*GOAL*
Print the records below exactly as they appear.

(A run of records)
= = = = =

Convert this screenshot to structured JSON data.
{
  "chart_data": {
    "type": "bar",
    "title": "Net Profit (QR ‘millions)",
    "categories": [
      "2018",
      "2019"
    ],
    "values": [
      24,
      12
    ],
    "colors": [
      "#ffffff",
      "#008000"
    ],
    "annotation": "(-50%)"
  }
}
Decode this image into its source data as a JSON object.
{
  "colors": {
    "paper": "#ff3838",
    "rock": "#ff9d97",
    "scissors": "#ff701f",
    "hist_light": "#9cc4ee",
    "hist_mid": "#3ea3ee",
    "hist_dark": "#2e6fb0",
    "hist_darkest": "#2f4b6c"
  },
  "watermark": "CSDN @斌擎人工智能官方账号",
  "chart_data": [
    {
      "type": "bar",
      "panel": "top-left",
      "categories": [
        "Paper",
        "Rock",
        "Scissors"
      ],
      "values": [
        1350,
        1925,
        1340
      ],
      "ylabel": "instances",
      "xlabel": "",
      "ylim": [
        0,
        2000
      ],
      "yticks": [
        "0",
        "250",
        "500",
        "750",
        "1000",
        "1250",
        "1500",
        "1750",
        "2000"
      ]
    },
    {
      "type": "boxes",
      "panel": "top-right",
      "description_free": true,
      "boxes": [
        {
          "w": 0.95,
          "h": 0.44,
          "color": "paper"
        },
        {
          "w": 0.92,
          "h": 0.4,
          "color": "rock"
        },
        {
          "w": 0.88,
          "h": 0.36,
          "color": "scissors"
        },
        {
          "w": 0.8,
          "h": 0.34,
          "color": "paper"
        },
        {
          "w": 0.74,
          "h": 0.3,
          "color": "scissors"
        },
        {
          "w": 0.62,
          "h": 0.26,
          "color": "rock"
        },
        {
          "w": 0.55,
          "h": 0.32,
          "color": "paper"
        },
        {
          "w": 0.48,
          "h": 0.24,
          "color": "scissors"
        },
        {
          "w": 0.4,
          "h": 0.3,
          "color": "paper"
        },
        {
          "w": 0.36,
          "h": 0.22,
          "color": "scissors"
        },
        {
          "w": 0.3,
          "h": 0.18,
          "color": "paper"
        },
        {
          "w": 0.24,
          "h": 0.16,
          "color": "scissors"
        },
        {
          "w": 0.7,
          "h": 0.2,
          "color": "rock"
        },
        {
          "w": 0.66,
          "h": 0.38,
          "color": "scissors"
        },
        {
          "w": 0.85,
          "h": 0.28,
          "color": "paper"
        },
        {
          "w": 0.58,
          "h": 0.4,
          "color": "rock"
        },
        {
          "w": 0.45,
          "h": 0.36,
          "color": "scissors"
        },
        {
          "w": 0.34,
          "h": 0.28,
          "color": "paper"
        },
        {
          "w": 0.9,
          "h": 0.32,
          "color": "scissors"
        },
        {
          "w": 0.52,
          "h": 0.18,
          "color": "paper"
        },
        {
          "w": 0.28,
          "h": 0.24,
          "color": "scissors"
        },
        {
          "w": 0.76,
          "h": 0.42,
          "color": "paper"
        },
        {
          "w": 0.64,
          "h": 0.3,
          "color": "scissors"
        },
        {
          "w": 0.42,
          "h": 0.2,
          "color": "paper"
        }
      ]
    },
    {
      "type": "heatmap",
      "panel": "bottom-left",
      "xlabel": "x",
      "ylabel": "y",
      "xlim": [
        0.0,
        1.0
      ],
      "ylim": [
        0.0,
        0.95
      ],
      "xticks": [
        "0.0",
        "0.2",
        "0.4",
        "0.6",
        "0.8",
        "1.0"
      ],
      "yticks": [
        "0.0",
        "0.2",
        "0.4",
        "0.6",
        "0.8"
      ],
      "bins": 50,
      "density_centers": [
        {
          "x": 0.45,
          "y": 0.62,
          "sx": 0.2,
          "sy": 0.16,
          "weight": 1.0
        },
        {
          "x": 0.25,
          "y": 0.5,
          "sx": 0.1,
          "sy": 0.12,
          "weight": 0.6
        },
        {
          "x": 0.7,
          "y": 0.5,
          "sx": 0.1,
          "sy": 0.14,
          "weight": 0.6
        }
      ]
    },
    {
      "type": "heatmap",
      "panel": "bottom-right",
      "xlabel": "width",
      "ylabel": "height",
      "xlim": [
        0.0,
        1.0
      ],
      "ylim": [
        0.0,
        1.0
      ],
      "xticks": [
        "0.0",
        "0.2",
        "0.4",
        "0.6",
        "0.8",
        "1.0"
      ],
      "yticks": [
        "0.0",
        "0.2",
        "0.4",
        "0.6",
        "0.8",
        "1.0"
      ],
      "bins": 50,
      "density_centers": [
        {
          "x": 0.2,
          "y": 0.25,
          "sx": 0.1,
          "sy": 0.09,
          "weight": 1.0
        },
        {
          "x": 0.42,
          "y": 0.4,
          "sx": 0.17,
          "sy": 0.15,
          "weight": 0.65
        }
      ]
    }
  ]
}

= = = = =

*REPLY*
Convert this screenshot to structured JSON data.
{
  "chart_data": {
    "type": "bar",
    "title": "Net Profit (QR ‘millions)",
    "categories": [
      "2018",
      "2019"
    ],
    "values": [
      24,
      12
    ],
    "colors": [
      "#ffffff",
      "#008000"
    ],
    "annotation": "(-50%)"
  }
}
Decode this image into its source data as a JSON object.
{
  "colors": {
    "paper": "#ff3838",
    "rock": "#ff9d97",
    "scissors": "#ff701f",
    "hist_light": "#9cc4ee",
    "hist_mid": "#3ea3ee",
    "hist_dark": "#2e6fb0",
    "hist_darkest": "#2f4b6c"
  },
  "watermark": "CSDN @斌擎人工智能官方账号",
  "chart_data": [
    {
      "type": "bar",
      "panel": "top-left",
      "categories": [
        "Paper",
        "Rock",
        "Scissors"
      ],
      "values": [
        1350,
        1925,
        1340
      ],
      "ylabel": "instances",
      "xlabel": "",
      "ylim": [
        0,
        2000
      ],
      "yticks": [
        "0",
        "250",
        "500",
        "750",
        "1000",
        "1250",
        "1500",
        "1750",
        "2000"
      ]
    },
    {
      "type": "boxes",
      "panel": "top-right",
      "description_free": true,
      "boxes": [
        {
          "w": 0.95,
          "h": 0.44,
          "color": "paper"
        },
        {
          "w": 0.92,
          "h": 0.4,
          "color": "rock"
        },
        {
          "w": 0.88,
          "h": 0.36,
          "color": "scissors"
        },
        {
          "w": 0.8,
          "h": 0.34,
          "color": "paper"
        },
        {
          "w": 0.74,
          "h": 0.3,
          "color": "scissors"
        },
        {
          "w": 0.62,
          "h": 0.26,
          "color": "rock"
        },
        {
          "w": 0.55,
          "h": 0.32,
          "color": "paper"
        },
        {
          "w": 0.48,
          "h": 0.24,
          "color": "scissors"
        },
        {
          "w": 0.4,
          "h": 0.3,
          "color": "paper"
        },
        {
          "w": 0.36,
          "h": 0.22,
          "color": "scissors"
        },
        {
          "w": 0.3,
          "h": 0.18,
          "color": "paper"
        },
        {
          "w": 0.24,
          "h": 0.16,
          "color": "scissors"
        },
        {
          "w": 0.7,
          "h": 0.2,
          "color": "rock"
        },
        {
          "w": 0.66,
          "h": 0.38,
          "color": "scissors"
        },
        {
          "w": 0.85,
          "h": 0.28,
          "color": "paper"
        },
        {
          "w": 0.58,
          "h": 0.4,
          "color": "rock"
        },
        {
          "w": 0.45,
          "h": 0.36,
          "color": "scissors"
        },
        {
          "w": 0.34,
          "h": 0.28,
          "color": "paper"
        },
        {
          "w": 0.9,
          "h": 0.32,
          "color": "scissors"
        },
        {
          "w": 0.52,
          "h": 0.18,
          "color": "paper"
        },
        {
          "w": 0.28,
          "h": 0.24,
          "color": "scissors"
        },
        {
          "w": 0.76,
          "h": 0.42,
          "color": "paper"
        },
        {
          "w": 0.64,
          "h": 0.3,
          "color": "scissors"
        },
        {
          "w": 0.42,
          "h": 0.2,
          "color": "paper"
        }
      ]
    },
    {
      "type": "heatmap",
      "panel": "bottom-left",
      "xlabel": "x",
      "ylabel": "y",
      "xlim": [
        0.0,
        1.0
      ],
      "ylim": [
        0.0,
        0.95
      ],
      "xticks": [
        "0.0",
        "0.2",
        "0.4",
        "0.6",
        "0.8",
        "1.0"
      ],
      "yticks": [
        "0.0",
        "0.2",
        "0.4",
        "0.6",
        "0.8"
      ],
      "bins": 50,
      "density_centers": [
        {
          "x": 0.45,
          "y": 0.62,
          "sx": 0.2,
          "sy": 0.16,
          "weight": 1.0
        },
        {
          "x": 0.25,
          "y": 0.5,
          "sx": 0.1,
          "sy": 0.12,
          "weight": 0.6
        },
        {
          "x": 0.7,
          "y": 0.5,
          "sx": 0.1,
          "sy": 0.14,
          "weight": 0.6
        }
      ]
    },
    {
      "type": "heatmap",
      "panel": "bottom-right",
      "xlabel": "width",
      "ylabel": "height",
      "xlim": [
        0.0,
        1.0
      ],
      "ylim": [
        0.0,
        1.0
      ],
      "xticks": [
        "0.0",
        "0.2",
        "0.4",
        "0.6",
        "0.8",
        "1.0"
      ],
      "yticks": [
        "0.0",
        "0.2",
        "0.4",
        "0.6",
        "0.8",
        "1.0"
      ],
      "bins": 50,
      "density_centers": [
        {
          "x": 0.2,
          "y": 0.25,
          "sx": 0.1,
          "sy": 0.09,
          "weight": 1.0
        },
        {
          "x": 0.42,
          "y": 0.4,
          "sx": 0.17,
          "sy": 0.15,
          "weight": 0.65
        }
      ]
    }
  ]
}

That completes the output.